Data entries
[start]

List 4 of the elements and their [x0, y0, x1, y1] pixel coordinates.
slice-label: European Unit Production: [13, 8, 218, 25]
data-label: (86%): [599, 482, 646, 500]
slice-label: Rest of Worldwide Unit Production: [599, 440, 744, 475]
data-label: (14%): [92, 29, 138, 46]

[end]

### Task requirements
Arrange all the lines above as a numbered list, leaving out any blank lines.

### Result of the task
1. List 4 of the elements and their [x0, y0, x1, y1] pixel coordinates.
2. slice-label: European Unit Production: [13, 8, 218, 25]
3. data-label: (86%): [599, 482, 646, 500]
4. slice-label: Rest of Worldwide Unit Production: [599, 440, 744, 475]
5. data-label: (14%): [92, 29, 138, 46]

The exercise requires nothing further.